§ Written request
Transcribe the records below exactly, leaving out any pictures.

****************************************

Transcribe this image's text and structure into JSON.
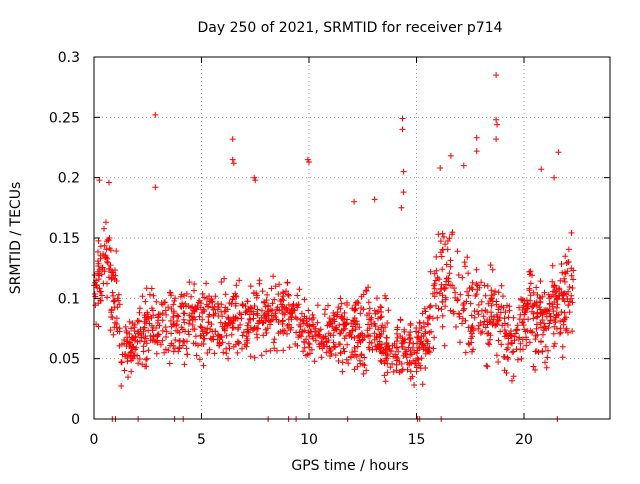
{
  "chart_data": {
    "type": "scatter",
    "title": "Day 250 of 2021, SRMTID for receiver p714",
    "xlabel": "GPS time / hours",
    "ylabel": "SRMTID / TECUs",
    "xlim": [
      0,
      24
    ],
    "ylim": [
      0,
      0.3
    ],
    "xticks": [
      0,
      5,
      10,
      15,
      20
    ],
    "xtick_labels": [
      "0",
      "5",
      "10",
      "15",
      "20"
    ],
    "yticks": [
      0,
      0.05,
      0.1,
      0.15,
      0.2,
      0.25,
      0.3
    ],
    "ytick_labels": [
      "0",
      "0.05",
      "0.1",
      "0.15",
      "0.2",
      "0.25",
      "0.3"
    ],
    "grid": true,
    "marker": "+",
    "colors": {
      "series": "#ff0000",
      "grid": "#a0a0a0",
      "axis": "#000000"
    },
    "series": [
      {
        "name": "SRMTID",
        "generation": "Dense cloud of roughly 1600 '+' markers, approximated as a seeded pseudo-random spread around a time-varying median envelope (too dense to read individually).",
        "envelope": {
          "time_hours": [
            0.0,
            0.5,
            1.0,
            1.3,
            2.0,
            3.0,
            4.0,
            5.0,
            6.0,
            7.0,
            8.0,
            9.0,
            10.0,
            11.0,
            12.0,
            13.0,
            14.0,
            15.0,
            15.5,
            16.0,
            16.5,
            17.0,
            17.5,
            18.0,
            19.0,
            19.5,
            20.0,
            21.0,
            22.0,
            22.3
          ],
          "median": [
            0.11,
            0.13,
            0.1,
            0.05,
            0.07,
            0.08,
            0.08,
            0.08,
            0.08,
            0.08,
            0.085,
            0.09,
            0.07,
            0.07,
            0.07,
            0.075,
            0.06,
            0.055,
            0.07,
            0.11,
            0.12,
            0.1,
            0.09,
            0.09,
            0.08,
            0.06,
            0.09,
            0.08,
            0.1,
            0.11
          ],
          "spread": [
            0.04,
            0.04,
            0.04,
            0.025,
            0.03,
            0.035,
            0.035,
            0.035,
            0.035,
            0.035,
            0.035,
            0.035,
            0.03,
            0.03,
            0.035,
            0.035,
            0.03,
            0.03,
            0.03,
            0.045,
            0.045,
            0.045,
            0.04,
            0.04,
            0.04,
            0.03,
            0.04,
            0.04,
            0.045,
            0.045
          ]
        },
        "extra_points": [
          {
            "x": 2.85,
            "y": 0.252
          },
          {
            "x": 2.85,
            "y": 0.192
          },
          {
            "x": 6.45,
            "y": 0.232
          },
          {
            "x": 6.45,
            "y": 0.215
          },
          {
            "x": 6.5,
            "y": 0.212
          },
          {
            "x": 9.95,
            "y": 0.215
          },
          {
            "x": 10.0,
            "y": 0.213
          },
          {
            "x": 14.35,
            "y": 0.249
          },
          {
            "x": 14.35,
            "y": 0.24
          },
          {
            "x": 14.4,
            "y": 0.205
          },
          {
            "x": 14.4,
            "y": 0.188
          },
          {
            "x": 14.3,
            "y": 0.175
          },
          {
            "x": 17.2,
            "y": 0.21
          },
          {
            "x": 17.8,
            "y": 0.233
          },
          {
            "x": 17.8,
            "y": 0.222
          },
          {
            "x": 18.7,
            "y": 0.285
          },
          {
            "x": 18.7,
            "y": 0.248
          },
          {
            "x": 18.75,
            "y": 0.244
          },
          {
            "x": 18.7,
            "y": 0.232
          },
          {
            "x": 21.6,
            "y": 0.221
          },
          {
            "x": 21.4,
            "y": 0.2
          },
          {
            "x": 20.8,
            "y": 0.207
          },
          {
            "x": 0.25,
            "y": 0.198
          },
          {
            "x": 0.7,
            "y": 0.196
          },
          {
            "x": 7.45,
            "y": 0.2
          },
          {
            "x": 7.5,
            "y": 0.198
          },
          {
            "x": 12.1,
            "y": 0.18
          },
          {
            "x": 13.05,
            "y": 0.182
          },
          {
            "x": 16.6,
            "y": 0.218
          },
          {
            "x": 16.1,
            "y": 0.208
          }
        ],
        "zero_markers_x": [
          0.85,
          1.0,
          2.05,
          3.75,
          4.15,
          8.1,
          9.05,
          9.4,
          11.8,
          15.05,
          15.15,
          16.15,
          21.55
        ]
      }
    ]
  }
}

****************************************

§ Full output
Transcribe this image's text and structure into JSON.
{
  "chart_data": {
    "type": "scatter",
    "title": "Day 250 of 2021, SRMTID for receiver p714",
    "xlabel": "GPS time / hours",
    "ylabel": "SRMTID / TECUs",
    "xlim": [
      0,
      24
    ],
    "ylim": [
      0,
      0.3
    ],
    "xticks": [
      0,
      5,
      10,
      15,
      20
    ],
    "xtick_labels": [
      "0",
      "5",
      "10",
      "15",
      "20"
    ],
    "yticks": [
      0,
      0.05,
      0.1,
      0.15,
      0.2,
      0.25,
      0.3
    ],
    "ytick_labels": [
      "0",
      "0.05",
      "0.1",
      "0.15",
      "0.2",
      "0.25",
      "0.3"
    ],
    "grid": true,
    "marker": "+",
    "colors": {
      "series": "#ff0000",
      "grid": "#a0a0a0",
      "axis": "#000000"
    },
    "series": [
      {
        "name": "SRMTID",
        "generation": "Dense cloud of roughly 1600 '+' markers, approximated as a seeded pseudo-random spread around a time-varying median envelope (too dense to read individually).",
        "envelope": {
          "time_hours": [
            0.0,
            0.5,
            1.0,
            1.3,
            2.0,
            3.0,
            4.0,
            5.0,
            6.0,
            7.0,
            8.0,
            9.0,
            10.0,
            11.0,
            12.0,
            13.0,
            14.0,
            15.0,
            15.5,
            16.0,
            16.5,
            17.0,
            17.5,
            18.0,
            19.0,
            19.5,
            20.0,
            21.0,
            22.0,
            22.3
          ],
          "median": [
            0.11,
            0.13,
            0.1,
            0.05,
            0.07,
            0.08,
            0.08,
            0.08,
            0.08,
            0.08,
            0.085,
            0.09,
            0.07,
            0.07,
            0.07,
            0.075,
            0.06,
            0.055,
            0.07,
            0.11,
            0.12,
            0.1,
            0.09,
            0.09,
            0.08,
            0.06,
            0.09,
            0.08,
            0.1,
            0.11
          ],
          "spread": [
            0.04,
            0.04,
            0.04,
            0.025,
            0.03,
            0.035,
            0.035,
            0.035,
            0.035,
            0.035,
            0.035,
            0.035,
            0.03,
            0.03,
            0.035,
            0.035,
            0.03,
            0.03,
            0.03,
            0.045,
            0.045,
            0.045,
            0.04,
            0.04,
            0.04,
            0.03,
            0.04,
            0.04,
            0.045,
            0.045
          ]
        },
        "extra_points": [
          {
            "x": 2.85,
            "y": 0.252
          },
          {
            "x": 2.85,
            "y": 0.192
          },
          {
            "x": 6.45,
            "y": 0.232
          },
          {
            "x": 6.45,
            "y": 0.215
          },
          {
            "x": 6.5,
            "y": 0.212
          },
          {
            "x": 9.95,
            "y": 0.215
          },
          {
            "x": 10.0,
            "y": 0.213
          },
          {
            "x": 14.35,
            "y": 0.249
          },
          {
            "x": 14.35,
            "y": 0.24
          },
          {
            "x": 14.4,
            "y": 0.205
          },
          {
            "x": 14.4,
            "y": 0.188
          },
          {
            "x": 14.3,
            "y": 0.175
          },
          {
            "x": 17.2,
            "y": 0.21
          },
          {
            "x": 17.8,
            "y": 0.233
          },
          {
            "x": 17.8,
            "y": 0.222
          },
          {
            "x": 18.7,
            "y": 0.285
          },
          {
            "x": 18.7,
            "y": 0.248
          },
          {
            "x": 18.75,
            "y": 0.244
          },
          {
            "x": 18.7,
            "y": 0.232
          },
          {
            "x": 21.6,
            "y": 0.221
          },
          {
            "x": 21.4,
            "y": 0.2
          },
          {
            "x": 20.8,
            "y": 0.207
          },
          {
            "x": 0.25,
            "y": 0.198
          },
          {
            "x": 0.7,
            "y": 0.196
          },
          {
            "x": 7.45,
            "y": 0.2
          },
          {
            "x": 7.5,
            "y": 0.198
          },
          {
            "x": 12.1,
            "y": 0.18
          },
          {
            "x": 13.05,
            "y": 0.182
          },
          {
            "x": 16.6,
            "y": 0.218
          },
          {
            "x": 16.1,
            "y": 0.208
          }
        ],
        "zero_markers_x": [
          0.85,
          1.0,
          2.05,
          3.75,
          4.15,
          8.1,
          9.05,
          9.4,
          11.8,
          15.05,
          15.15,
          16.15,
          21.55
        ]
      }
    ]
  }
}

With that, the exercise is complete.